§ Dataset listings of figures
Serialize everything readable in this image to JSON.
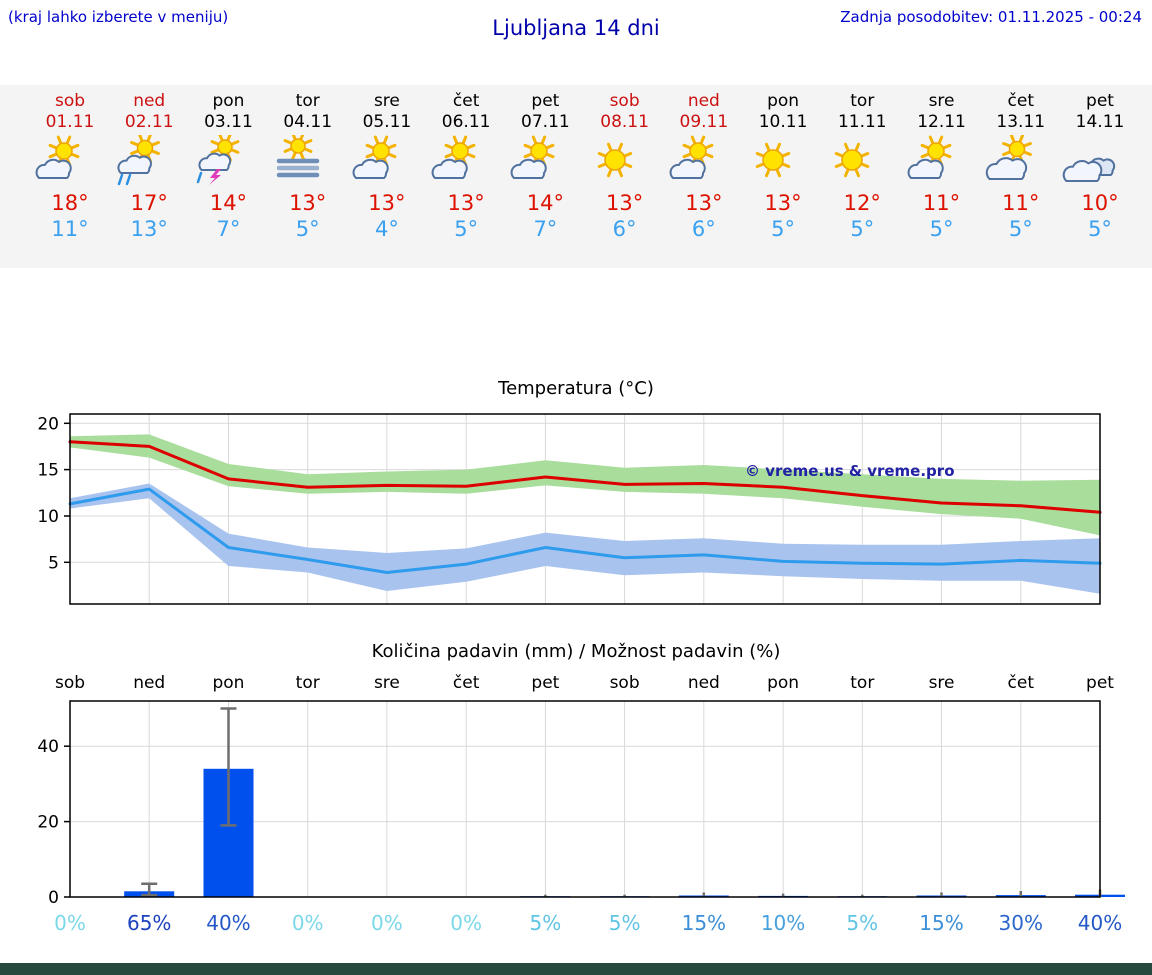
{
  "page": {
    "background": "#ffffff",
    "footer_bar_color": "#25493f"
  },
  "header": {
    "menu_hint": "(kraj lahko izberete v meniju)",
    "title": "Ljubljana 14 dni",
    "last_update": "Zadnja posodobitev: 01.11.2025 - 00:24"
  },
  "forecast_strip": {
    "bg": "#f4f4f4",
    "tmax_color": "#dd1100",
    "tmin_color": "#3aa0f0",
    "weekend_color": "#cc1111",
    "weekday_color": "#000000",
    "days": [
      {
        "name": "sob",
        "date": "01.11",
        "color": "#cc1111",
        "icon": "sun-cloud",
        "tmax": "18°",
        "tmin": "11°"
      },
      {
        "name": "ned",
        "date": "02.11",
        "color": "#cc1111",
        "icon": "rain-shower",
        "tmax": "17°",
        "tmin": "13°"
      },
      {
        "name": "pon",
        "date": "03.11",
        "color": "#000000",
        "icon": "thunderstorm",
        "tmax": "14°",
        "tmin": "7°"
      },
      {
        "name": "tor",
        "date": "04.11",
        "color": "#000000",
        "icon": "fog",
        "tmax": "13°",
        "tmin": "5°"
      },
      {
        "name": "sre",
        "date": "05.11",
        "color": "#000000",
        "icon": "sun-cloud",
        "tmax": "13°",
        "tmin": "4°"
      },
      {
        "name": "čet",
        "date": "06.11",
        "color": "#000000",
        "icon": "sun-cloud",
        "tmax": "13°",
        "tmin": "5°"
      },
      {
        "name": "pet",
        "date": "07.11",
        "color": "#000000",
        "icon": "sun-cloud",
        "tmax": "14°",
        "tmin": "7°"
      },
      {
        "name": "sob",
        "date": "08.11",
        "color": "#cc1111",
        "icon": "sun",
        "tmax": "13°",
        "tmin": "6°"
      },
      {
        "name": "ned",
        "date": "09.11",
        "color": "#cc1111",
        "icon": "sun-cloud",
        "tmax": "13°",
        "tmin": "6°"
      },
      {
        "name": "pon",
        "date": "10.11",
        "color": "#000000",
        "icon": "sun",
        "tmax": "13°",
        "tmin": "5°"
      },
      {
        "name": "tor",
        "date": "11.11",
        "color": "#000000",
        "icon": "sun",
        "tmax": "12°",
        "tmin": "5°"
      },
      {
        "name": "sre",
        "date": "12.11",
        "color": "#000000",
        "icon": "sun-cloud",
        "tmax": "11°",
        "tmin": "5°"
      },
      {
        "name": "čet",
        "date": "13.11",
        "color": "#000000",
        "icon": "sun-cloud-big",
        "tmax": "11°",
        "tmin": "5°"
      },
      {
        "name": "pet",
        "date": "14.11",
        "color": "#000000",
        "icon": "cloudy",
        "tmax": "10°",
        "tmin": "5°"
      }
    ]
  },
  "chart_data": [
    {
      "type": "line",
      "title": "Temperatura (°C)",
      "x": [
        "sob",
        "ned",
        "pon",
        "tor",
        "sre",
        "čet",
        "pet",
        "sob",
        "ned",
        "pon",
        "tor",
        "sre",
        "čet",
        "pet"
      ],
      "ylim": [
        0.5,
        21
      ],
      "yticks": [
        5,
        10,
        15,
        20
      ],
      "grid": true,
      "legend": "none",
      "watermark": "© vreme.us & vreme.pro",
      "series": [
        {
          "name": "Najvišja temperatura",
          "color": "#dd0000",
          "values": [
            18.0,
            17.5,
            14.0,
            13.1,
            13.3,
            13.2,
            14.2,
            13.4,
            13.5,
            13.1,
            12.2,
            11.4,
            11.1,
            10.4
          ],
          "band": {
            "color": "#a9dd9b",
            "upper": [
              18.6,
              18.8,
              15.6,
              14.5,
              14.8,
              15.0,
              16.0,
              15.2,
              15.5,
              15.0,
              14.5,
              14.0,
              13.8,
              13.9
            ],
            "lower": [
              17.4,
              16.3,
              13.2,
              12.4,
              12.6,
              12.4,
              13.3,
              12.6,
              12.4,
              11.9,
              11.0,
              10.2,
              9.7,
              7.9
            ]
          }
        },
        {
          "name": "Najnižja temperatura",
          "color": "#2f9bed",
          "values": [
            11.3,
            12.9,
            6.6,
            5.3,
            3.9,
            4.8,
            6.6,
            5.5,
            5.8,
            5.1,
            4.9,
            4.8,
            5.2,
            4.9
          ],
          "band": {
            "color": "#a9c3ef",
            "upper": [
              11.9,
              13.5,
              8.1,
              6.6,
              6.0,
              6.5,
              8.2,
              7.3,
              7.6,
              7.0,
              6.9,
              6.9,
              7.3,
              7.6
            ],
            "lower": [
              10.8,
              11.9,
              4.6,
              3.9,
              1.9,
              2.9,
              4.6,
              3.6,
              3.9,
              3.5,
              3.2,
              3.0,
              3.0,
              1.6
            ]
          }
        }
      ]
    },
    {
      "type": "bar",
      "title": "Količina padavin (mm) / Možnost padavin (%)",
      "x": [
        "sob",
        "ned",
        "pon",
        "tor",
        "sre",
        "čet",
        "pet",
        "sob",
        "ned",
        "pon",
        "tor",
        "sre",
        "čet",
        "pet"
      ],
      "ylim": [
        0,
        52
      ],
      "yticks": [
        0,
        20,
        40
      ],
      "bar_color": "#0050ee",
      "error_color": "#6e6e6e",
      "values": [
        0,
        1.5,
        34,
        0,
        0,
        0,
        0.2,
        0.2,
        0.4,
        0.3,
        0.2,
        0.4,
        0.5,
        0.6
      ],
      "error_low": [
        0,
        0.5,
        19,
        0,
        0,
        0,
        0,
        0,
        0,
        0,
        0,
        0,
        0,
        0
      ],
      "error_high": [
        0,
        3.5,
        50,
        0,
        0,
        0,
        0.6,
        0.6,
        1.2,
        0.9,
        0.6,
        1.2,
        1.6,
        2.0
      ],
      "probabilities": [
        {
          "label": "0%",
          "color": "#7ad8e8"
        },
        {
          "label": "65%",
          "color": "#1c42bc"
        },
        {
          "label": "40%",
          "color": "#2458c8"
        },
        {
          "label": "0%",
          "color": "#7ad8e8"
        },
        {
          "label": "0%",
          "color": "#7ad8e8"
        },
        {
          "label": "0%",
          "color": "#7ad8e8"
        },
        {
          "label": "5%",
          "color": "#60c4e4"
        },
        {
          "label": "5%",
          "color": "#60c4e4"
        },
        {
          "label": "15%",
          "color": "#3b8ed8"
        },
        {
          "label": "10%",
          "color": "#46a0dc"
        },
        {
          "label": "5%",
          "color": "#60c4e4"
        },
        {
          "label": "15%",
          "color": "#3b8ed8"
        },
        {
          "label": "30%",
          "color": "#2b66cc"
        },
        {
          "label": "40%",
          "color": "#2458c8"
        }
      ]
    }
  ]
}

§ Work required
Except for the pictures, copy every line of the records above exactly.

§ Exercise answer
Serialize everything readable in this image to JSON.
{
  "page": {
    "background": "#ffffff",
    "footer_bar_color": "#25493f"
  },
  "header": {
    "menu_hint": "(kraj lahko izberete v meniju)",
    "title": "Ljubljana 14 dni",
    "last_update": "Zadnja posodobitev: 01.11.2025 - 00:24"
  },
  "forecast_strip": {
    "bg": "#f4f4f4",
    "tmax_color": "#dd1100",
    "tmin_color": "#3aa0f0",
    "weekend_color": "#cc1111",
    "weekday_color": "#000000",
    "days": [
      {
        "name": "sob",
        "date": "01.11",
        "color": "#cc1111",
        "icon": "sun-cloud",
        "tmax": "18°",
        "tmin": "11°"
      },
      {
        "name": "ned",
        "date": "02.11",
        "color": "#cc1111",
        "icon": "rain-shower",
        "tmax": "17°",
        "tmin": "13°"
      },
      {
        "name": "pon",
        "date": "03.11",
        "color": "#000000",
        "icon": "thunderstorm",
        "tmax": "14°",
        "tmin": "7°"
      },
      {
        "name": "tor",
        "date": "04.11",
        "color": "#000000",
        "icon": "fog",
        "tmax": "13°",
        "tmin": "5°"
      },
      {
        "name": "sre",
        "date": "05.11",
        "color": "#000000",
        "icon": "sun-cloud",
        "tmax": "13°",
        "tmin": "4°"
      },
      {
        "name": "čet",
        "date": "06.11",
        "color": "#000000",
        "icon": "sun-cloud",
        "tmax": "13°",
        "tmin": "5°"
      },
      {
        "name": "pet",
        "date": "07.11",
        "color": "#000000",
        "icon": "sun-cloud",
        "tmax": "14°",
        "tmin": "7°"
      },
      {
        "name": "sob",
        "date": "08.11",
        "color": "#cc1111",
        "icon": "sun",
        "tmax": "13°",
        "tmin": "6°"
      },
      {
        "name": "ned",
        "date": "09.11",
        "color": "#cc1111",
        "icon": "sun-cloud",
        "tmax": "13°",
        "tmin": "6°"
      },
      {
        "name": "pon",
        "date": "10.11",
        "color": "#000000",
        "icon": "sun",
        "tmax": "13°",
        "tmin": "5°"
      },
      {
        "name": "tor",
        "date": "11.11",
        "color": "#000000",
        "icon": "sun",
        "tmax": "12°",
        "tmin": "5°"
      },
      {
        "name": "sre",
        "date": "12.11",
        "color": "#000000",
        "icon": "sun-cloud",
        "tmax": "11°",
        "tmin": "5°"
      },
      {
        "name": "čet",
        "date": "13.11",
        "color": "#000000",
        "icon": "sun-cloud-big",
        "tmax": "11°",
        "tmin": "5°"
      },
      {
        "name": "pet",
        "date": "14.11",
        "color": "#000000",
        "icon": "cloudy",
        "tmax": "10°",
        "tmin": "5°"
      }
    ]
  },
  "chart_data": [
    {
      "type": "line",
      "title": "Temperatura (°C)",
      "x": [
        "sob",
        "ned",
        "pon",
        "tor",
        "sre",
        "čet",
        "pet",
        "sob",
        "ned",
        "pon",
        "tor",
        "sre",
        "čet",
        "pet"
      ],
      "ylim": [
        0.5,
        21
      ],
      "yticks": [
        5,
        10,
        15,
        20
      ],
      "grid": true,
      "legend": "none",
      "watermark": "© vreme.us & vreme.pro",
      "series": [
        {
          "name": "Najvišja temperatura",
          "color": "#dd0000",
          "values": [
            18.0,
            17.5,
            14.0,
            13.1,
            13.3,
            13.2,
            14.2,
            13.4,
            13.5,
            13.1,
            12.2,
            11.4,
            11.1,
            10.4
          ],
          "band": {
            "color": "#a9dd9b",
            "upper": [
              18.6,
              18.8,
              15.6,
              14.5,
              14.8,
              15.0,
              16.0,
              15.2,
              15.5,
              15.0,
              14.5,
              14.0,
              13.8,
              13.9
            ],
            "lower": [
              17.4,
              16.3,
              13.2,
              12.4,
              12.6,
              12.4,
              13.3,
              12.6,
              12.4,
              11.9,
              11.0,
              10.2,
              9.7,
              7.9
            ]
          }
        },
        {
          "name": "Najnižja temperatura",
          "color": "#2f9bed",
          "values": [
            11.3,
            12.9,
            6.6,
            5.3,
            3.9,
            4.8,
            6.6,
            5.5,
            5.8,
            5.1,
            4.9,
            4.8,
            5.2,
            4.9
          ],
          "band": {
            "color": "#a9c3ef",
            "upper": [
              11.9,
              13.5,
              8.1,
              6.6,
              6.0,
              6.5,
              8.2,
              7.3,
              7.6,
              7.0,
              6.9,
              6.9,
              7.3,
              7.6
            ],
            "lower": [
              10.8,
              11.9,
              4.6,
              3.9,
              1.9,
              2.9,
              4.6,
              3.6,
              3.9,
              3.5,
              3.2,
              3.0,
              3.0,
              1.6
            ]
          }
        }
      ]
    },
    {
      "type": "bar",
      "title": "Količina padavin (mm) / Možnost padavin (%)",
      "x": [
        "sob",
        "ned",
        "pon",
        "tor",
        "sre",
        "čet",
        "pet",
        "sob",
        "ned",
        "pon",
        "tor",
        "sre",
        "čet",
        "pet"
      ],
      "ylim": [
        0,
        52
      ],
      "yticks": [
        0,
        20,
        40
      ],
      "bar_color": "#0050ee",
      "error_color": "#6e6e6e",
      "values": [
        0,
        1.5,
        34,
        0,
        0,
        0,
        0.2,
        0.2,
        0.4,
        0.3,
        0.2,
        0.4,
        0.5,
        0.6
      ],
      "error_low": [
        0,
        0.5,
        19,
        0,
        0,
        0,
        0,
        0,
        0,
        0,
        0,
        0,
        0,
        0
      ],
      "error_high": [
        0,
        3.5,
        50,
        0,
        0,
        0,
        0.6,
        0.6,
        1.2,
        0.9,
        0.6,
        1.2,
        1.6,
        2.0
      ],
      "probabilities": [
        {
          "label": "0%",
          "color": "#7ad8e8"
        },
        {
          "label": "65%",
          "color": "#1c42bc"
        },
        {
          "label": "40%",
          "color": "#2458c8"
        },
        {
          "label": "0%",
          "color": "#7ad8e8"
        },
        {
          "label": "0%",
          "color": "#7ad8e8"
        },
        {
          "label": "0%",
          "color": "#7ad8e8"
        },
        {
          "label": "5%",
          "color": "#60c4e4"
        },
        {
          "label": "5%",
          "color": "#60c4e4"
        },
        {
          "label": "15%",
          "color": "#3b8ed8"
        },
        {
          "label": "10%",
          "color": "#46a0dc"
        },
        {
          "label": "5%",
          "color": "#60c4e4"
        },
        {
          "label": "15%",
          "color": "#3b8ed8"
        },
        {
          "label": "30%",
          "color": "#2b66cc"
        },
        {
          "label": "40%",
          "color": "#2458c8"
        }
      ]
    }
  ]
}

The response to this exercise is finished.